▸ Given exercise: Count every line of the listing where the string "solo" occurs, and reply with the count alone.

----

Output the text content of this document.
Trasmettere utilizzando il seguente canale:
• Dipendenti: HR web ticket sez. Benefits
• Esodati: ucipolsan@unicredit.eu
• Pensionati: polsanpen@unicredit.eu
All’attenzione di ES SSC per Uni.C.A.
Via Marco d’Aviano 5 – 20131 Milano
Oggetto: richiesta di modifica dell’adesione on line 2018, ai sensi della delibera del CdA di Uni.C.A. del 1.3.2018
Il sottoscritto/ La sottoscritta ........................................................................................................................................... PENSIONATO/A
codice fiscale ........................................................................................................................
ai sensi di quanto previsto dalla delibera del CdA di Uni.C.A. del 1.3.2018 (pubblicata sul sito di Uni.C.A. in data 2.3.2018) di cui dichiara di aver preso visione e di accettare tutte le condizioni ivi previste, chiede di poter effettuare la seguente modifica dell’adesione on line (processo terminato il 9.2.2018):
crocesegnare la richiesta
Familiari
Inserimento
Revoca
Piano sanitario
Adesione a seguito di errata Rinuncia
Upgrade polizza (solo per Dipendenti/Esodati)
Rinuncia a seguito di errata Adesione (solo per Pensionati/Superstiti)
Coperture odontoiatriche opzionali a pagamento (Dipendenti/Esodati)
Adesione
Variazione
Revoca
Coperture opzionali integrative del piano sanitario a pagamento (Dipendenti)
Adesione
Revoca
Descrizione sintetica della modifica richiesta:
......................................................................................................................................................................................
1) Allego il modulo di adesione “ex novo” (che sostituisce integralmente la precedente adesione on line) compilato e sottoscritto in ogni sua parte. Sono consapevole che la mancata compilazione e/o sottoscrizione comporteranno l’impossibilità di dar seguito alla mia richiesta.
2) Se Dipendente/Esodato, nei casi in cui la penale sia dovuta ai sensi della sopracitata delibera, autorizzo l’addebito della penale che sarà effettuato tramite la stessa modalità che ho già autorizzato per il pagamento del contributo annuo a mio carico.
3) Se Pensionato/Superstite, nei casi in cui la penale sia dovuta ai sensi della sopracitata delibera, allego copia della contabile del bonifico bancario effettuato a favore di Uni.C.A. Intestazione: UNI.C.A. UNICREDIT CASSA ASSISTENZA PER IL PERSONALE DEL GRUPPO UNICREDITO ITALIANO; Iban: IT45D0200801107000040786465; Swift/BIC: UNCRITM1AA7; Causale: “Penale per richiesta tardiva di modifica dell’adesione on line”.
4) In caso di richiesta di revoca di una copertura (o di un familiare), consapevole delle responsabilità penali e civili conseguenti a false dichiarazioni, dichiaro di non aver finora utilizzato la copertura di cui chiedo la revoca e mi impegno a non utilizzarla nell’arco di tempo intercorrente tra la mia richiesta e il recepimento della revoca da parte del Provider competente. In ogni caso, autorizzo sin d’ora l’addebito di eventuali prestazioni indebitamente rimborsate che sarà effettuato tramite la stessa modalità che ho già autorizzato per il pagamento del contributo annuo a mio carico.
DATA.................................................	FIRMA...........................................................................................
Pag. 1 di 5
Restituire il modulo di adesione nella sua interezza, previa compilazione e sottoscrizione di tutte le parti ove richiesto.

----

▸ Answer to the task: 2